_What is being asked_.
Spot every line with the word "LANE" and return it.

_Source material_.
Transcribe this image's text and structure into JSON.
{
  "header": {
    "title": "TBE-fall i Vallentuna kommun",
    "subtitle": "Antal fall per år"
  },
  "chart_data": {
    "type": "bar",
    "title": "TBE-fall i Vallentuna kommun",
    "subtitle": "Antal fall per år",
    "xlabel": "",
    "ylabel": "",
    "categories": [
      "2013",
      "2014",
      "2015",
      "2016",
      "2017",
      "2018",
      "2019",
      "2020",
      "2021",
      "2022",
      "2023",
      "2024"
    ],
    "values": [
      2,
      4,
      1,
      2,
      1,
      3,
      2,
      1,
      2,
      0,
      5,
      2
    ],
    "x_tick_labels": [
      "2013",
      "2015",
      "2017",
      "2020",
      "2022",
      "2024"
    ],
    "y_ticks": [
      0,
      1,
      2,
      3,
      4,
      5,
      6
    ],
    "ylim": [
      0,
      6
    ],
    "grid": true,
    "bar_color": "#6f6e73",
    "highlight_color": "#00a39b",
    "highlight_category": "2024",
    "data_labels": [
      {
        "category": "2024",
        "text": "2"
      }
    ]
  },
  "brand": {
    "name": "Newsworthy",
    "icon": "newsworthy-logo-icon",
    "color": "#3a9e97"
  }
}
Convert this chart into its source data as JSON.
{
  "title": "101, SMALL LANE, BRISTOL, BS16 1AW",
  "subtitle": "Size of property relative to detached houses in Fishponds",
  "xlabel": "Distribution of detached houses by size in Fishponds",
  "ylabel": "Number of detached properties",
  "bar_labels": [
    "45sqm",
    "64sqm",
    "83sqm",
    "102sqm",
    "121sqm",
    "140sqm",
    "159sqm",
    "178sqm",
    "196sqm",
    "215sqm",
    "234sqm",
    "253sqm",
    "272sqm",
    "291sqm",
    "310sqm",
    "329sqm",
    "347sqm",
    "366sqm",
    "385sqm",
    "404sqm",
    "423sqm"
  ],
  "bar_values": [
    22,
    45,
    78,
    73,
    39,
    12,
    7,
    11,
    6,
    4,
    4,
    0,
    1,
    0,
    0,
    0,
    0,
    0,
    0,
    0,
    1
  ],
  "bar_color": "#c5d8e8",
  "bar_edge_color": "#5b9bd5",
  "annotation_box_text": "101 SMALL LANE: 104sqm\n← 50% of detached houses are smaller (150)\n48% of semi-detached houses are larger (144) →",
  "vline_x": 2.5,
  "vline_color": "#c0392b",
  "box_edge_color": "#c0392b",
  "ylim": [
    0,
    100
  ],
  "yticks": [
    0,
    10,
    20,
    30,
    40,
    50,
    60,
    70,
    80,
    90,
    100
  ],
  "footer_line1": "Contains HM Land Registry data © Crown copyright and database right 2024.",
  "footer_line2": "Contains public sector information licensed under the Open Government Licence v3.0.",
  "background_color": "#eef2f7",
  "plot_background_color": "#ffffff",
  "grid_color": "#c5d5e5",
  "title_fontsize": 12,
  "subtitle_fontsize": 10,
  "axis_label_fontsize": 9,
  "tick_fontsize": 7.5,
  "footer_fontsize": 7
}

_Exercise output_.
  "title": "101, SMALL LANE, BRISTOL, BS16 1AW",
  "annotation_box_text": "101 SMALL LANE: 104sqm\n← 50% of detached houses are smaller (150)\n48% of semi-detached houses are larger (144) →",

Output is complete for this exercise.